THE EXERCISE:
Give an exact transcription of every line, dropping the images.

------ DATA LINES

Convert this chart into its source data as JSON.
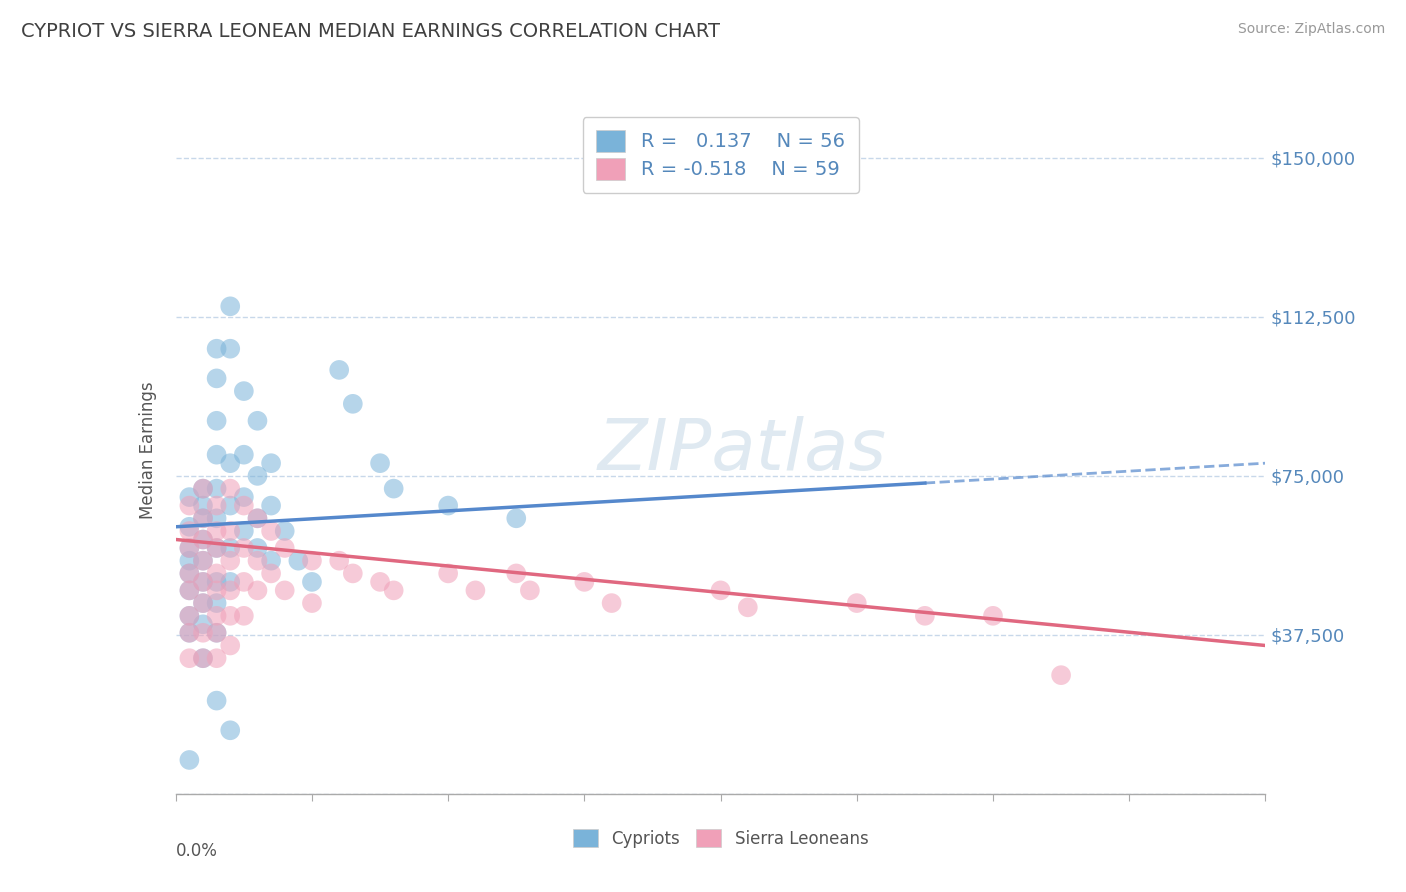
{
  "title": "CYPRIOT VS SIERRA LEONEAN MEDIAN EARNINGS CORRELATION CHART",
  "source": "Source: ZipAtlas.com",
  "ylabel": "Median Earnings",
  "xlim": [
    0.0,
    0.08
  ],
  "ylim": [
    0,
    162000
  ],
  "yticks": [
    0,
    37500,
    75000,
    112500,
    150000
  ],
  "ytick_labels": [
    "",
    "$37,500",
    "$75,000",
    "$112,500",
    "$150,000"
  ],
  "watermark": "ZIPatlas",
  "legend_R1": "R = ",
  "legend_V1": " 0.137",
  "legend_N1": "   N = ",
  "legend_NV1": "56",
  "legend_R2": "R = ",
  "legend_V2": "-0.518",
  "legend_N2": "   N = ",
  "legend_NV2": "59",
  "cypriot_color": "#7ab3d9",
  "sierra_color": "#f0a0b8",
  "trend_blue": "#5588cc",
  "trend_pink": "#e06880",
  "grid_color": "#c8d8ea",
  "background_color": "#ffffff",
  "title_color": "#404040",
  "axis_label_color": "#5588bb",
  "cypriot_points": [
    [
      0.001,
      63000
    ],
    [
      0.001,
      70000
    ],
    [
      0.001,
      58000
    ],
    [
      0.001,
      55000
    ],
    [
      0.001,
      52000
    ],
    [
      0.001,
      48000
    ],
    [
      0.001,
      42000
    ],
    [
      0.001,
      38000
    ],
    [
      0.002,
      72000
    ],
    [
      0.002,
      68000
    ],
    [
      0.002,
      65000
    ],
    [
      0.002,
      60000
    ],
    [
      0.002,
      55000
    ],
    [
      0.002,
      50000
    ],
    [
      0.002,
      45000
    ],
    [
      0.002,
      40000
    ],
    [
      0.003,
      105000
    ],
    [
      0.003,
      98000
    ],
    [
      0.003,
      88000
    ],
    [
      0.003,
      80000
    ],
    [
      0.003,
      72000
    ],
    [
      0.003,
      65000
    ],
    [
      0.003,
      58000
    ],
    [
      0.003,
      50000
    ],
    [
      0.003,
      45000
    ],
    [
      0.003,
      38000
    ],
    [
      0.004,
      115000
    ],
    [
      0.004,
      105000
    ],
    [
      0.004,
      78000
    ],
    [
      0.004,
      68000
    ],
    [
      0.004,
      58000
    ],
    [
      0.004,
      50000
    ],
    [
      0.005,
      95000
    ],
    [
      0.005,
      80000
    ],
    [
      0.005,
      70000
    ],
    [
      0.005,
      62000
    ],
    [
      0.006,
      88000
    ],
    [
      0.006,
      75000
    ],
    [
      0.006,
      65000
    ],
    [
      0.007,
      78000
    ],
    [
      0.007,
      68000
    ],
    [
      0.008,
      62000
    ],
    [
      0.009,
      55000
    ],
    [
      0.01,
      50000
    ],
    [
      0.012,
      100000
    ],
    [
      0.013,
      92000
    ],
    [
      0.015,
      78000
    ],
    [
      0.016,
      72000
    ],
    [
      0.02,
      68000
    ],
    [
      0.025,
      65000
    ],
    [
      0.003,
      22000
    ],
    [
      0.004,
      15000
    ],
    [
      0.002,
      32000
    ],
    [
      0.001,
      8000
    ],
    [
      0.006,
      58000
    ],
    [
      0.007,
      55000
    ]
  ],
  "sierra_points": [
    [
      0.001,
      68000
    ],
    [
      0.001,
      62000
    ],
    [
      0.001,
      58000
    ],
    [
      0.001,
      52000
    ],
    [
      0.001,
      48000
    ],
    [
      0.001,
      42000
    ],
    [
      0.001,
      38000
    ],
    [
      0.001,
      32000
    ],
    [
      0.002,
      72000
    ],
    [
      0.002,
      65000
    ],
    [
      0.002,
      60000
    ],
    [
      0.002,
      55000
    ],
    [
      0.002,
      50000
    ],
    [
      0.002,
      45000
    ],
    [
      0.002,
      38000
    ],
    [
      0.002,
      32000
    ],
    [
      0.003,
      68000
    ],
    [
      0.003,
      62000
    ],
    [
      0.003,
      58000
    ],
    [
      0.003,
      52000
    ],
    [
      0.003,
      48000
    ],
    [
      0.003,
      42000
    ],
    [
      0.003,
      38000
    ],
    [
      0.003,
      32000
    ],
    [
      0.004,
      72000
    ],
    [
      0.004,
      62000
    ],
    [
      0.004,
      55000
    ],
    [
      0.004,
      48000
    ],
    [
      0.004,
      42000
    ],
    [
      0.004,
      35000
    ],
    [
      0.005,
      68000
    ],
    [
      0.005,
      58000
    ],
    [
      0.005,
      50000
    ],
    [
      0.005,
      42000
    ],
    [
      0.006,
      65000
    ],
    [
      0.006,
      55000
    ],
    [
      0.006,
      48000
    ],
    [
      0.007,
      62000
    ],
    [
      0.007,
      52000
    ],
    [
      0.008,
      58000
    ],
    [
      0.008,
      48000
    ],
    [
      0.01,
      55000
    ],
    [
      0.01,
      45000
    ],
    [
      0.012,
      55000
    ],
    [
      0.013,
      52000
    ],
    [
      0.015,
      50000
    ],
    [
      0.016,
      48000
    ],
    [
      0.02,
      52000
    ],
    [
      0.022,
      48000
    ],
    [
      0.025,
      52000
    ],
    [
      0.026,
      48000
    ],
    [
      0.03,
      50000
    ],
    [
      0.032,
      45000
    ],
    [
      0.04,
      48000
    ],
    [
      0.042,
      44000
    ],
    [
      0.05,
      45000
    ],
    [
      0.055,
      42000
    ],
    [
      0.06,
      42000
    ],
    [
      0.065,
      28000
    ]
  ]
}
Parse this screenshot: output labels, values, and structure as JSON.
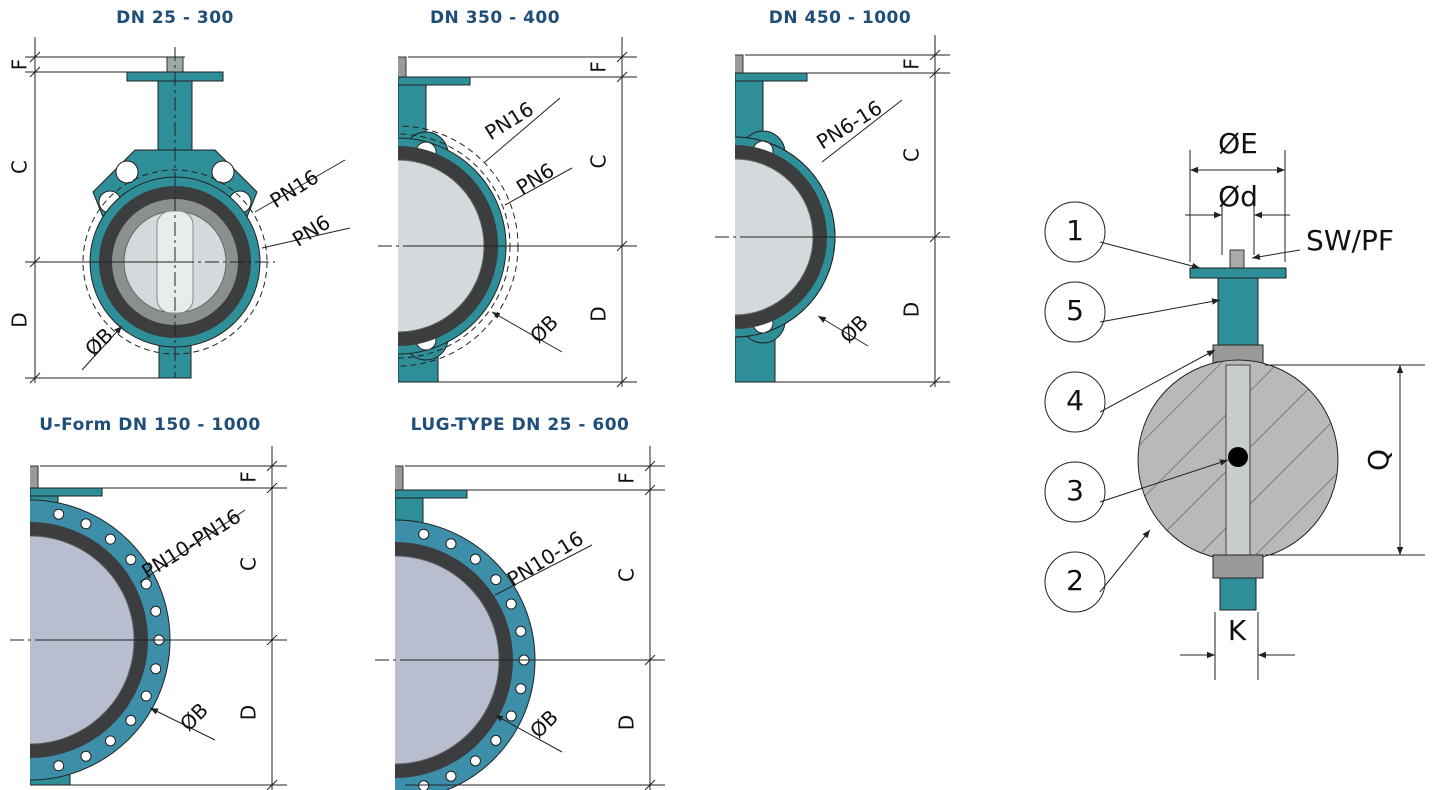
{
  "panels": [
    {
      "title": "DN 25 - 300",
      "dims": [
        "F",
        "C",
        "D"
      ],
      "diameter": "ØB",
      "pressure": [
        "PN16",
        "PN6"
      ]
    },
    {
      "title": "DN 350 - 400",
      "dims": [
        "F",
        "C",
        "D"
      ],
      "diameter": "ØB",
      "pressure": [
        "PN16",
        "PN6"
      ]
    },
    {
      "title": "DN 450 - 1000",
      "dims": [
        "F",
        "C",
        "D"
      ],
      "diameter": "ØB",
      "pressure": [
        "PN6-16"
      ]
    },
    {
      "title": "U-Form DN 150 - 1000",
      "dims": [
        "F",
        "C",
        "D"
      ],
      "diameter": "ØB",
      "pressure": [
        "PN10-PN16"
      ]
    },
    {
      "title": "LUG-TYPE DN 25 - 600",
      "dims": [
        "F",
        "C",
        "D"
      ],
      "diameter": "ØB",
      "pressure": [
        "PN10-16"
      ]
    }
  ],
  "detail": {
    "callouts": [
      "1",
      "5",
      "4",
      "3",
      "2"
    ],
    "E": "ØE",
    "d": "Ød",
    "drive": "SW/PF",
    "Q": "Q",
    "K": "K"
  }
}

------------

WRITTEN RESPONSE:
Convert this chart into its source data as JSON.
{
  "title": "CYPRIOT VS SIERRA LEONEAN MEDIAN EARNINGS CORRELATION CHART",
  "source": "Source: ZipAtlas.com",
  "ylabel": "Median Earnings",
  "xlim": [
    0.0,
    0.08
  ],
  "ylim": [
    0,
    162000
  ],
  "yticks": [
    0,
    37500,
    75000,
    112500,
    150000
  ],
  "ytick_labels": [
    "",
    "$37,500",
    "$75,000",
    "$112,500",
    "$150,000"
  ],
  "watermark": "ZIPatlas",
  "legend_R1": "R = ",
  "legend_V1": " 0.137",
  "legend_N1": "   N = ",
  "legend_NV1": "56",
  "legend_R2": "R = ",
  "legend_V2": "-0.518",
  "legend_N2": "   N = ",
  "legend_NV2": "59",
  "cypriot_color": "#7ab3d9",
  "sierra_color": "#f0a0b8",
  "trend_blue": "#5588cc",
  "trend_pink": "#e06880",
  "grid_color": "#c8d8ea",
  "background_color": "#ffffff",
  "title_color": "#404040",
  "axis_label_color": "#5588bb",
  "cypriot_points": [
    [
      0.001,
      63000
    ],
    [
      0.001,
      70000
    ],
    [
      0.001,
      58000
    ],
    [
      0.001,
      55000
    ],
    [
      0.001,
      52000
    ],
    [
      0.001,
      48000
    ],
    [
      0.001,
      42000
    ],
    [
      0.001,
      38000
    ],
    [
      0.002,
      72000
    ],
    [
      0.002,
      68000
    ],
    [
      0.002,
      65000
    ],
    [
      0.002,
      60000
    ],
    [
      0.002,
      55000
    ],
    [
      0.002,
      50000
    ],
    [
      0.002,
      45000
    ],
    [
      0.002,
      40000
    ],
    [
      0.003,
      105000
    ],
    [
      0.003,
      98000
    ],
    [
      0.003,
      88000
    ],
    [
      0.003,
      80000
    ],
    [
      0.003,
      72000
    ],
    [
      0.003,
      65000
    ],
    [
      0.003,
      58000
    ],
    [
      0.003,
      50000
    ],
    [
      0.003,
      45000
    ],
    [
      0.003,
      38000
    ],
    [
      0.004,
      115000
    ],
    [
      0.004,
      105000
    ],
    [
      0.004,
      78000
    ],
    [
      0.004,
      68000
    ],
    [
      0.004,
      58000
    ],
    [
      0.004,
      50000
    ],
    [
      0.005,
      95000
    ],
    [
      0.005,
      80000
    ],
    [
      0.005,
      70000
    ],
    [
      0.005,
      62000
    ],
    [
      0.006,
      88000
    ],
    [
      0.006,
      75000
    ],
    [
      0.006,
      65000
    ],
    [
      0.007,
      78000
    ],
    [
      0.007,
      68000
    ],
    [
      0.008,
      62000
    ],
    [
      0.009,
      55000
    ],
    [
      0.01,
      50000
    ],
    [
      0.012,
      100000
    ],
    [
      0.013,
      92000
    ],
    [
      0.015,
      78000
    ],
    [
      0.016,
      72000
    ],
    [
      0.02,
      68000
    ],
    [
      0.025,
      65000
    ],
    [
      0.003,
      22000
    ],
    [
      0.004,
      15000
    ],
    [
      0.002,
      32000
    ],
    [
      0.001,
      8000
    ],
    [
      0.006,
      58000
    ],
    [
      0.007,
      55000
    ]
  ],
  "sierra_points": [
    [
      0.001,
      68000
    ],
    [
      0.001,
      62000
    ],
    [
      0.001,
      58000
    ],
    [
      0.001,
      52000
    ],
    [
      0.001,
      48000
    ],
    [
      0.001,
      42000
    ],
    [
      0.001,
      38000
    ],
    [
      0.001,
      32000
    ],
    [
      0.002,
      72000
    ],
    [
      0.002,
      65000
    ],
    [
      0.002,
      60000
    ],
    [
      0.002,
      55000
    ],
    [
      0.002,
      50000
    ],
    [
      0.002,
      45000
    ],
    [
      0.002,
      38000
    ],
    [
      0.002,
      32000
    ],
    [
      0.003,
      68000
    ],
    [
      0.003,
      62000
    ],
    [
      0.003,
      58000
    ],
    [
      0.003,
      52000
    ],
    [
      0.003,
      48000
    ],
    [
      0.003,
      42000
    ],
    [
      0.003,
      38000
    ],
    [
      0.003,
      32000
    ],
    [
      0.004,
      72000
    ],
    [
      0.004,
      62000
    ],
    [
      0.004,
      55000
    ],
    [
      0.004,
      48000
    ],
    [
      0.004,
      42000
    ],
    [
      0.004,
      35000
    ],
    [
      0.005,
      68000
    ],
    [
      0.005,
      58000
    ],
    [
      0.005,
      50000
    ],
    [
      0.005,
      42000
    ],
    [
      0.006,
      65000
    ],
    [
      0.006,
      55000
    ],
    [
      0.006,
      48000
    ],
    [
      0.007,
      62000
    ],
    [
      0.007,
      52000
    ],
    [
      0.008,
      58000
    ],
    [
      0.008,
      48000
    ],
    [
      0.01,
      55000
    ],
    [
      0.01,
      45000
    ],
    [
      0.012,
      55000
    ],
    [
      0.013,
      52000
    ],
    [
      0.015,
      50000
    ],
    [
      0.016,
      48000
    ],
    [
      0.02,
      52000
    ],
    [
      0.022,
      48000
    ],
    [
      0.025,
      52000
    ],
    [
      0.026,
      48000
    ],
    [
      0.03,
      50000
    ],
    [
      0.032,
      45000
    ],
    [
      0.04,
      48000
    ],
    [
      0.042,
      44000
    ],
    [
      0.05,
      45000
    ],
    [
      0.055,
      42000
    ],
    [
      0.06,
      42000
    ],
    [
      0.065,
      28000
    ]
  ]
}
Parse this screenshot: output labels, values, and structure as JSON.
{
  "panels": [
    {
      "title": "DN 25 - 300",
      "dims": [
        "F",
        "C",
        "D"
      ],
      "diameter": "ØB",
      "pressure": [
        "PN16",
        "PN6"
      ]
    },
    {
      "title": "DN 350 - 400",
      "dims": [
        "F",
        "C",
        "D"
      ],
      "diameter": "ØB",
      "pressure": [
        "PN16",
        "PN6"
      ]
    },
    {
      "title": "DN 450 - 1000",
      "dims": [
        "F",
        "C",
        "D"
      ],
      "diameter": "ØB",
      "pressure": [
        "PN6-16"
      ]
    },
    {
      "title": "U-Form DN 150 - 1000",
      "dims": [
        "F",
        "C",
        "D"
      ],
      "diameter": "ØB",
      "pressure": [
        "PN10-PN16"
      ]
    },
    {
      "title": "LUG-TYPE DN 25 - 600",
      "dims": [
        "F",
        "C",
        "D"
      ],
      "diameter": "ØB",
      "pressure": [
        "PN10-16"
      ]
    }
  ],
  "detail": {
    "callouts": [
      "1",
      "5",
      "4",
      "3",
      "2"
    ],
    "E": "ØE",
    "d": "Ød",
    "drive": "SW/PF",
    "Q": "Q",
    "K": "K"
  }
}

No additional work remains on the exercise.